* _Task prompt_: Go through the entries below and write each one out exactly.

* _Provided entries_:
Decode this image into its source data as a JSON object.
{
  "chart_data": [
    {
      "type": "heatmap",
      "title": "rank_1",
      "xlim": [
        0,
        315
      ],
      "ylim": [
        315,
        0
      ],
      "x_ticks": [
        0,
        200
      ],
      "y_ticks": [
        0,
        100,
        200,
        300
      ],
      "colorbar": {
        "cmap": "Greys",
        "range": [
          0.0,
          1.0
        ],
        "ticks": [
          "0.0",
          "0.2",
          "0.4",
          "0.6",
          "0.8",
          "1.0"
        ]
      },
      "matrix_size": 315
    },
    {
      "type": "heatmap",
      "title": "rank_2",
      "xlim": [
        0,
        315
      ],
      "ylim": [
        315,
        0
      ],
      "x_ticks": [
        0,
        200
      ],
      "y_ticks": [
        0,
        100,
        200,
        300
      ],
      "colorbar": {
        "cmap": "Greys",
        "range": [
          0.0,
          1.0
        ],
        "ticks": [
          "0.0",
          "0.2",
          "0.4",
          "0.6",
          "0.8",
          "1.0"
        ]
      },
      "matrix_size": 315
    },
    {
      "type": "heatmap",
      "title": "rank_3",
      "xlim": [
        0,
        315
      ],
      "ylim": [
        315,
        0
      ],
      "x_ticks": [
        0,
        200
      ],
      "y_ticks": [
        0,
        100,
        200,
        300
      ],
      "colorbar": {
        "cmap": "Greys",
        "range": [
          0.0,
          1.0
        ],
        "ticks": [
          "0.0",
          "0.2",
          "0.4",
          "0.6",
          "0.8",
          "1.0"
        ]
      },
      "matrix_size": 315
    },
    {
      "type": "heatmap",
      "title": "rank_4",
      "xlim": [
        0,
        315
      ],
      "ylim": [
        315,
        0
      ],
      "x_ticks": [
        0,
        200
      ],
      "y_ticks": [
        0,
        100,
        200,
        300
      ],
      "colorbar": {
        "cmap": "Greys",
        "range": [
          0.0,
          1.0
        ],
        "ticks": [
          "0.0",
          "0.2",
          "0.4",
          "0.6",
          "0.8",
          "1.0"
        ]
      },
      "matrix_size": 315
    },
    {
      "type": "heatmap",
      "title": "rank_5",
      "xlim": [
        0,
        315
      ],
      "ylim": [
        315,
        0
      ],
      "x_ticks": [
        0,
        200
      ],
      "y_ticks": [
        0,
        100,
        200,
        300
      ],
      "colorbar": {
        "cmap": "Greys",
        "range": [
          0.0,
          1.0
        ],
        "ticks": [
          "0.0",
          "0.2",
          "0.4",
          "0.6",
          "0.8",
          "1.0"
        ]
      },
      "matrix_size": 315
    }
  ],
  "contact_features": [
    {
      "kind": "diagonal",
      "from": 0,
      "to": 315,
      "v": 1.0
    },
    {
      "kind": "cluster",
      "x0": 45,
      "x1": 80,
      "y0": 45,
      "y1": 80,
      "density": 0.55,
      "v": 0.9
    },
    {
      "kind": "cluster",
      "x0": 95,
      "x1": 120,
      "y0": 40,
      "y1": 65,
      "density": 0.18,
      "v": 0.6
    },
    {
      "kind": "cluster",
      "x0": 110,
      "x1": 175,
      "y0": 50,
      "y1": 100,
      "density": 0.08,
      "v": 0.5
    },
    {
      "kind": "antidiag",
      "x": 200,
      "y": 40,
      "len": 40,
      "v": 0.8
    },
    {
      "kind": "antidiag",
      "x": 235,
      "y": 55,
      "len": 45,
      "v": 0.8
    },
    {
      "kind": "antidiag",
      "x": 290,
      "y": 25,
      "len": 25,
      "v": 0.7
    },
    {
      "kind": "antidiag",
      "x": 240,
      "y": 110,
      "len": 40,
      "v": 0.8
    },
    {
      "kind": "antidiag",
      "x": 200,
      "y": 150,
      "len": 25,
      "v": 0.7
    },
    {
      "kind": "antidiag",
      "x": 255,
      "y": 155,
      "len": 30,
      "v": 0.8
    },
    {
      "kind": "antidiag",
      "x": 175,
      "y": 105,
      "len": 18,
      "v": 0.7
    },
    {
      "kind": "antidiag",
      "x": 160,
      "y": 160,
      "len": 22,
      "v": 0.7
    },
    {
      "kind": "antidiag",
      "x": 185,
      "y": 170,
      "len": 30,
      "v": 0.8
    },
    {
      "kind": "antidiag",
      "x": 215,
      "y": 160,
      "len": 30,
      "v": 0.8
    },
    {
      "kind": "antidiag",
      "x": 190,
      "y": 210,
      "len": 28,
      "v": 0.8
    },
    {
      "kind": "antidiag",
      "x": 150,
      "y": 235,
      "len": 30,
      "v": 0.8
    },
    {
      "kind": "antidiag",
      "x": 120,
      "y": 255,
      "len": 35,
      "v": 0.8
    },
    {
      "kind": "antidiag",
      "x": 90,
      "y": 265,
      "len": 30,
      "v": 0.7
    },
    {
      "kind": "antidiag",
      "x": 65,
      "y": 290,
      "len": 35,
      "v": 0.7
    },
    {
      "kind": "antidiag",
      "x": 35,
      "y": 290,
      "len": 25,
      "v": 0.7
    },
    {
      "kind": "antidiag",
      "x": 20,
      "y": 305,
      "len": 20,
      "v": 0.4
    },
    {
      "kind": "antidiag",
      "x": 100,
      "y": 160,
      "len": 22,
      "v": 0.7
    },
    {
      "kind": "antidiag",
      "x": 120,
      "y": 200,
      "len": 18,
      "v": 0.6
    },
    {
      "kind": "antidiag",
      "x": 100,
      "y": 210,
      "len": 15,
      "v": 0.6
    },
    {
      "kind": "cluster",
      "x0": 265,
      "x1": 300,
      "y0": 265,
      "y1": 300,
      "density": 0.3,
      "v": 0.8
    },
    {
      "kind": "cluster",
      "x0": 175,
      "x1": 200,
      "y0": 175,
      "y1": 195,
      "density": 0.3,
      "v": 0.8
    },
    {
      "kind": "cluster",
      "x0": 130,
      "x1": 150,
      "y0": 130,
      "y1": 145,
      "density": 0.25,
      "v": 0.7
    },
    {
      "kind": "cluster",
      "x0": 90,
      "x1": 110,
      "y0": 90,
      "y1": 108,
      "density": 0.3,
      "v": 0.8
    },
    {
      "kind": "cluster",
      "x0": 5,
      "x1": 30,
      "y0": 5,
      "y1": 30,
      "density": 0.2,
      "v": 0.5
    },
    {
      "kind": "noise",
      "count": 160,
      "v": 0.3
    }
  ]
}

* _Task response_:
Decode this image into its source data as a JSON object.
{
  "chart_data": [
    {
      "type": "heatmap",
      "title": "rank_1",
      "xlim": [
        0,
        315
      ],
      "ylim": [
        315,
        0
      ],
      "x_ticks": [
        0,
        200
      ],
      "y_ticks": [
        0,
        100,
        200,
        300
      ],
      "colorbar": {
        "cmap": "Greys",
        "range": [
          0.0,
          1.0
        ],
        "ticks": [
          "0.0",
          "0.2",
          "0.4",
          "0.6",
          "0.8",
          "1.0"
        ]
      },
      "matrix_size": 315
    },
    {
      "type": "heatmap",
      "title": "rank_2",
      "xlim": [
        0,
        315
      ],
      "ylim": [
        315,
        0
      ],
      "x_ticks": [
        0,
        200
      ],
      "y_ticks": [
        0,
        100,
        200,
        300
      ],
      "colorbar": {
        "cmap": "Greys",
        "range": [
          0.0,
          1.0
        ],
        "ticks": [
          "0.0",
          "0.2",
          "0.4",
          "0.6",
          "0.8",
          "1.0"
        ]
      },
      "matrix_size": 315
    },
    {
      "type": "heatmap",
      "title": "rank_3",
      "xlim": [
        0,
        315
      ],
      "ylim": [
        315,
        0
      ],
      "x_ticks": [
        0,
        200
      ],
      "y_ticks": [
        0,
        100,
        200,
        300
      ],
      "colorbar": {
        "cmap": "Greys",
        "range": [
          0.0,
          1.0
        ],
        "ticks": [
          "0.0",
          "0.2",
          "0.4",
          "0.6",
          "0.8",
          "1.0"
        ]
      },
      "matrix_size": 315
    },
    {
      "type": "heatmap",
      "title": "rank_4",
      "xlim": [
        0,
        315
      ],
      "ylim": [
        315,
        0
      ],
      "x_ticks": [
        0,
        200
      ],
      "y_ticks": [
        0,
        100,
        200,
        300
      ],
      "colorbar": {
        "cmap": "Greys",
        "range": [
          0.0,
          1.0
        ],
        "ticks": [
          "0.0",
          "0.2",
          "0.4",
          "0.6",
          "0.8",
          "1.0"
        ]
      },
      "matrix_size": 315
    },
    {
      "type": "heatmap",
      "title": "rank_5",
      "xlim": [
        0,
        315
      ],
      "ylim": [
        315,
        0
      ],
      "x_ticks": [
        0,
        200
      ],
      "y_ticks": [
        0,
        100,
        200,
        300
      ],
      "colorbar": {
        "cmap": "Greys",
        "range": [
          0.0,
          1.0
        ],
        "ticks": [
          "0.0",
          "0.2",
          "0.4",
          "0.6",
          "0.8",
          "1.0"
        ]
      },
      "matrix_size": 315
    }
  ],
  "contact_features": [
    {
      "kind": "diagonal",
      "from": 0,
      "to": 315,
      "v": 1.0
    },
    {
      "kind": "cluster",
      "x0": 45,
      "x1": 80,
      "y0": 45,
      "y1": 80,
      "density": 0.55,
      "v": 0.9
    },
    {
      "kind": "cluster",
      "x0": 95,
      "x1": 120,
      "y0": 40,
      "y1": 65,
      "density": 0.18,
      "v": 0.6
    },
    {
      "kind": "cluster",
      "x0": 110,
      "x1": 175,
      "y0": 50,
      "y1": 100,
      "density": 0.08,
      "v": 0.5
    },
    {
      "kind": "antidiag",
      "x": 200,
      "y": 40,
      "len": 40,
      "v": 0.8
    },
    {
      "kind": "antidiag",
      "x": 235,
      "y": 55,
      "len": 45,
      "v": 0.8
    },
    {
      "kind": "antidiag",
      "x": 290,
      "y": 25,
      "len": 25,
      "v": 0.7
    },
    {
      "kind": "antidiag",
      "x": 240,
      "y": 110,
      "len": 40,
      "v": 0.8
    },
    {
      "kind": "antidiag",
      "x": 200,
      "y": 150,
      "len": 25,
      "v": 0.7
    },
    {
      "kind": "antidiag",
      "x": 255,
      "y": 155,
      "len": 30,
      "v": 0.8
    },
    {
      "kind": "antidiag",
      "x": 175,
      "y": 105,
      "len": 18,
      "v": 0.7
    },
    {
      "kind": "antidiag",
      "x": 160,
      "y": 160,
      "len": 22,
      "v": 0.7
    },
    {
      "kind": "antidiag",
      "x": 185,
      "y": 170,
      "len": 30,
      "v": 0.8
    },
    {
      "kind": "antidiag",
      "x": 215,
      "y": 160,
      "len": 30,
      "v": 0.8
    },
    {
      "kind": "antidiag",
      "x": 190,
      "y": 210,
      "len": 28,
      "v": 0.8
    },
    {
      "kind": "antidiag",
      "x": 150,
      "y": 235,
      "len": 30,
      "v": 0.8
    },
    {
      "kind": "antidiag",
      "x": 120,
      "y": 255,
      "len": 35,
      "v": 0.8
    },
    {
      "kind": "antidiag",
      "x": 90,
      "y": 265,
      "len": 30,
      "v": 0.7
    },
    {
      "kind": "antidiag",
      "x": 65,
      "y": 290,
      "len": 35,
      "v": 0.7
    },
    {
      "kind": "antidiag",
      "x": 35,
      "y": 290,
      "len": 25,
      "v": 0.7
    },
    {
      "kind": "antidiag",
      "x": 20,
      "y": 305,
      "len": 20,
      "v": 0.4
    },
    {
      "kind": "antidiag",
      "x": 100,
      "y": 160,
      "len": 22,
      "v": 0.7
    },
    {
      "kind": "antidiag",
      "x": 120,
      "y": 200,
      "len": 18,
      "v": 0.6
    },
    {
      "kind": "antidiag",
      "x": 100,
      "y": 210,
      "len": 15,
      "v": 0.6
    },
    {
      "kind": "cluster",
      "x0": 265,
      "x1": 300,
      "y0": 265,
      "y1": 300,
      "density": 0.3,
      "v": 0.8
    },
    {
      "kind": "cluster",
      "x0": 175,
      "x1": 200,
      "y0": 175,
      "y1": 195,
      "density": 0.3,
      "v": 0.8
    },
    {
      "kind": "cluster",
      "x0": 130,
      "x1": 150,
      "y0": 130,
      "y1": 145,
      "density": 0.25,
      "v": 0.7
    },
    {
      "kind": "cluster",
      "x0": 90,
      "x1": 110,
      "y0": 90,
      "y1": 108,
      "density": 0.3,
      "v": 0.8
    },
    {
      "kind": "cluster",
      "x0": 5,
      "x1": 30,
      "y0": 5,
      "y1": 30,
      "density": 0.2,
      "v": 0.5
    },
    {
      "kind": "noise",
      "count": 160,
      "v": 0.3
    }
  ]
}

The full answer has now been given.